▸ **Aim**: In the entries, find all lines that hold the word "multiplier" and copy them.

▸ **Recorded information**:
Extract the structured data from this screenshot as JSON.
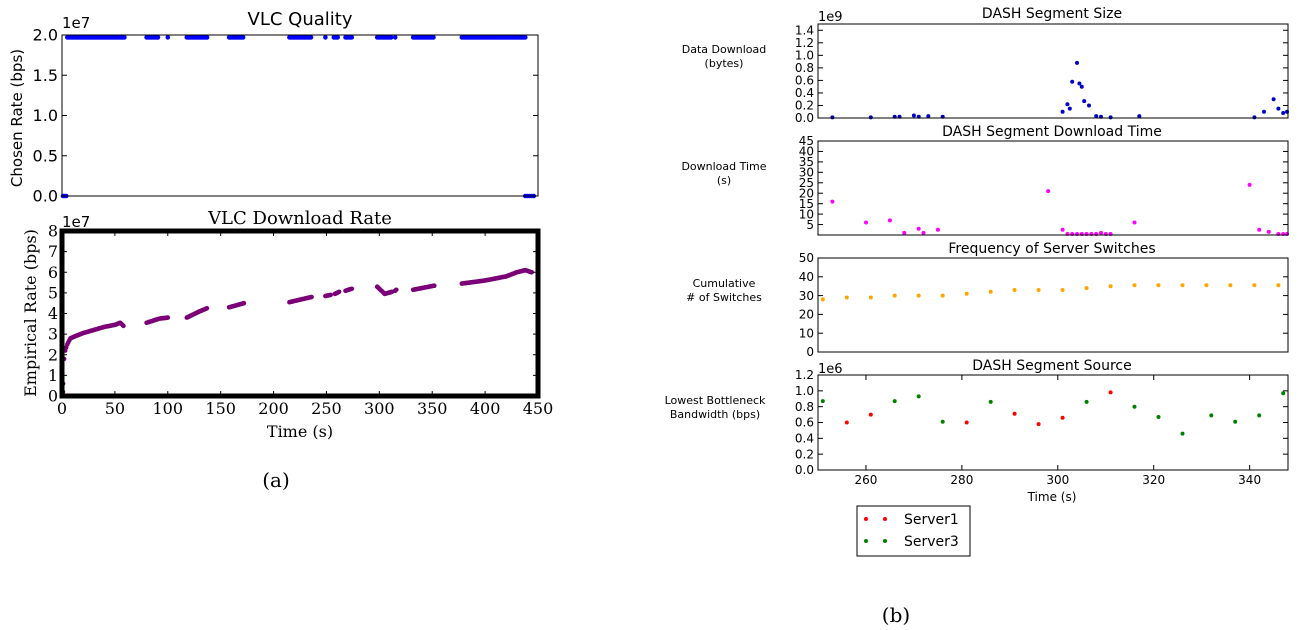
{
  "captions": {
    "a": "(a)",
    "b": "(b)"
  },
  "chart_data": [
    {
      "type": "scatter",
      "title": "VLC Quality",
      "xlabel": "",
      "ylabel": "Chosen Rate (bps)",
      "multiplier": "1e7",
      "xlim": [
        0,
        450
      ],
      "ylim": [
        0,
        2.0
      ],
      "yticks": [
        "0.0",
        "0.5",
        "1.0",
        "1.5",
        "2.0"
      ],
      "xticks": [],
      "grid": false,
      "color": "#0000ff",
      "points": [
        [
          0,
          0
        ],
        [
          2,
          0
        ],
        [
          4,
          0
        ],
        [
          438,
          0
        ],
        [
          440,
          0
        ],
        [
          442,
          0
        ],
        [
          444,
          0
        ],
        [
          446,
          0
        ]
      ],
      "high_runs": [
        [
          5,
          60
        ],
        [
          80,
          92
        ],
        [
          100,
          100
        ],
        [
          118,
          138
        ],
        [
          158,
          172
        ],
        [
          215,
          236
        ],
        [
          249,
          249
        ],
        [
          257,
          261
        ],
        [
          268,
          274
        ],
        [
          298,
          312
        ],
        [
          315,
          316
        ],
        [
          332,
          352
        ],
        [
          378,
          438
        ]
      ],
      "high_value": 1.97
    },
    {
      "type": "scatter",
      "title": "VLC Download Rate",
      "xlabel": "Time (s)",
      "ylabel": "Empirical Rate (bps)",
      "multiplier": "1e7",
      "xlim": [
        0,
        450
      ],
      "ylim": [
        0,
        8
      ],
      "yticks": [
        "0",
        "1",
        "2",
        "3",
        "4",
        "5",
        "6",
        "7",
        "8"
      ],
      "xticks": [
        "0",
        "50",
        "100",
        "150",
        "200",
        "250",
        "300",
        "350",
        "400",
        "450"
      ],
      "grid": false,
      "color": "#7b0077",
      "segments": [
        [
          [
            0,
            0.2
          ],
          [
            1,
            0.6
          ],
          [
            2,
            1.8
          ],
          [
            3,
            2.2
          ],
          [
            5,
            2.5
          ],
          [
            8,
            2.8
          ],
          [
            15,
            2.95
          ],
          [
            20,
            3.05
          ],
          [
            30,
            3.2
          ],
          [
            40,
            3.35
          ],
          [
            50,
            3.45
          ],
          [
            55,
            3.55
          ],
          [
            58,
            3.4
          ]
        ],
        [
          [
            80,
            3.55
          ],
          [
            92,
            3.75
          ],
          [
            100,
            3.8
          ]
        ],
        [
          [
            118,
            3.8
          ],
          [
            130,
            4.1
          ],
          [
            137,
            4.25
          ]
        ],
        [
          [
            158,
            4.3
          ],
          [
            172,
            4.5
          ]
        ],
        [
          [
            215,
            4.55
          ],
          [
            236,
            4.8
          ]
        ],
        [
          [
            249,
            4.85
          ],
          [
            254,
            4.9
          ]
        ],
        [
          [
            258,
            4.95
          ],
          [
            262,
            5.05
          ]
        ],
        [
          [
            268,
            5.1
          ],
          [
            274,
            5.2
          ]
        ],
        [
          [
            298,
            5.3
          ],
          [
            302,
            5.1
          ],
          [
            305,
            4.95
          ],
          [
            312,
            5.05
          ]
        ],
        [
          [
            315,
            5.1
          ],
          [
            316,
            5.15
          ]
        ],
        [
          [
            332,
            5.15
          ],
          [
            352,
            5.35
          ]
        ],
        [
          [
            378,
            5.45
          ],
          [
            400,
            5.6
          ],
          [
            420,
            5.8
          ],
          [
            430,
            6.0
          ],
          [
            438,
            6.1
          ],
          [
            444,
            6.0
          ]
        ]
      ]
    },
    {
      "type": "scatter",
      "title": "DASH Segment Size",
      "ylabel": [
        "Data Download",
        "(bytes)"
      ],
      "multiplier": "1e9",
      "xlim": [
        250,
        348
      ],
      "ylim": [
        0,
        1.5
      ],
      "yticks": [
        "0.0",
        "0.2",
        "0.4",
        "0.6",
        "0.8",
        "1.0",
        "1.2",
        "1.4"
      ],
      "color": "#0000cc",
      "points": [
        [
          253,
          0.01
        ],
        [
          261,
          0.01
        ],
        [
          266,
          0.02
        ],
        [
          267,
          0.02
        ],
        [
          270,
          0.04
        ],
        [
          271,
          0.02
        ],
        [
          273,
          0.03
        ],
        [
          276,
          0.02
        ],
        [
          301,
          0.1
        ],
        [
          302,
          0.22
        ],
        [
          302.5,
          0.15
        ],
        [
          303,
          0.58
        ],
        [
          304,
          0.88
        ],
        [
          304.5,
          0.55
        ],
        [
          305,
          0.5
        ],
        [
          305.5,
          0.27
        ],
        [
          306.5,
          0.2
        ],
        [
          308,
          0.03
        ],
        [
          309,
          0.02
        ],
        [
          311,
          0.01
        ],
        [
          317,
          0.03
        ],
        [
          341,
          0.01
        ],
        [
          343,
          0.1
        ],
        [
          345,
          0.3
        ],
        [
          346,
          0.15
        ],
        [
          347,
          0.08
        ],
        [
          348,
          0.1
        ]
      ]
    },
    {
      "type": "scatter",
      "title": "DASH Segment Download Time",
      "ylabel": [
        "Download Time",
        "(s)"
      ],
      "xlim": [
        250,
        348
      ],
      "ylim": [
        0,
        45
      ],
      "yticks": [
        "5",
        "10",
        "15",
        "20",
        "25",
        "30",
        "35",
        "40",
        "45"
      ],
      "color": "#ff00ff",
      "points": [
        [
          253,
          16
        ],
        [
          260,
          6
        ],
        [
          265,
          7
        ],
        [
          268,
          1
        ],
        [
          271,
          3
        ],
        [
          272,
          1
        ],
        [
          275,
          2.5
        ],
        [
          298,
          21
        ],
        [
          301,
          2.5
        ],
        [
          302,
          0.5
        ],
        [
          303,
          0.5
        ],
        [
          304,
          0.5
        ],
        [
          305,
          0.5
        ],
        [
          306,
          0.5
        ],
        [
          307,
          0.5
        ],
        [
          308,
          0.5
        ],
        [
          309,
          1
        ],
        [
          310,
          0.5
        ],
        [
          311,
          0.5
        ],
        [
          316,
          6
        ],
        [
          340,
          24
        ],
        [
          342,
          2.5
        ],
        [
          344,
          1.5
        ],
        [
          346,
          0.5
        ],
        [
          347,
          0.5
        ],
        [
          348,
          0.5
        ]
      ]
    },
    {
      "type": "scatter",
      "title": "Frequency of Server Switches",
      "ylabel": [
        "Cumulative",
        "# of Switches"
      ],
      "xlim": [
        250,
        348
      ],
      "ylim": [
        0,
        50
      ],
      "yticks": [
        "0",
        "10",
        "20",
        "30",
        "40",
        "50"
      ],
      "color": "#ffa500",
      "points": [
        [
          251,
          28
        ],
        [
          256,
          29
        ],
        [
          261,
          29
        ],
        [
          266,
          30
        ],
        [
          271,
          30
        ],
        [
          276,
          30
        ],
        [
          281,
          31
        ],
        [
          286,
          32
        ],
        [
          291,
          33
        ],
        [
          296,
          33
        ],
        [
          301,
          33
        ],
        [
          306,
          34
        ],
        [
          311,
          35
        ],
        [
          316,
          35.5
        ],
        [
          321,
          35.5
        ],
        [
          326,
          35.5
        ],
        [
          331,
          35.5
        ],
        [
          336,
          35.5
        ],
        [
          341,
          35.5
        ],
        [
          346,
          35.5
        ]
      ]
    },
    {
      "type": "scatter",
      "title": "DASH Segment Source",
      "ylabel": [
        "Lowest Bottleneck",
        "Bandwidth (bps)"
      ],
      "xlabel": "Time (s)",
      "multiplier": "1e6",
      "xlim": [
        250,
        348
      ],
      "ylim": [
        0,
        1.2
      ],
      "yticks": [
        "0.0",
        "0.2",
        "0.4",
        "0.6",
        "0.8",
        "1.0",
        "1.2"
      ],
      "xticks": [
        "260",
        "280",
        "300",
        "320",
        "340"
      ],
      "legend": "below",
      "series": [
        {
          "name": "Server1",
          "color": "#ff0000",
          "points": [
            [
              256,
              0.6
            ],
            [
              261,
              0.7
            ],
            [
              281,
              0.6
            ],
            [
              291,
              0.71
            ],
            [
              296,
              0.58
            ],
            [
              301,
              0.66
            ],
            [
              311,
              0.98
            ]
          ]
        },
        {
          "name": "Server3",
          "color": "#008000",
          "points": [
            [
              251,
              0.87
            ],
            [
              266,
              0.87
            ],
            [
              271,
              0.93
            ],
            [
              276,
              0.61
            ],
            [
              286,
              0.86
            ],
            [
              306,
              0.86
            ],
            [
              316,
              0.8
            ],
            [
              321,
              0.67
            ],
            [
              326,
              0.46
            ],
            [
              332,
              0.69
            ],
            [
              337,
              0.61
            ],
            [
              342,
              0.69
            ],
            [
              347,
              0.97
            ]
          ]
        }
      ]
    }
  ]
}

▸ **Solution below**:
      "multiplier": "1e7",
      "multiplier": "1e7",
      "multiplier": "1e9",
      "multiplier": "1e6",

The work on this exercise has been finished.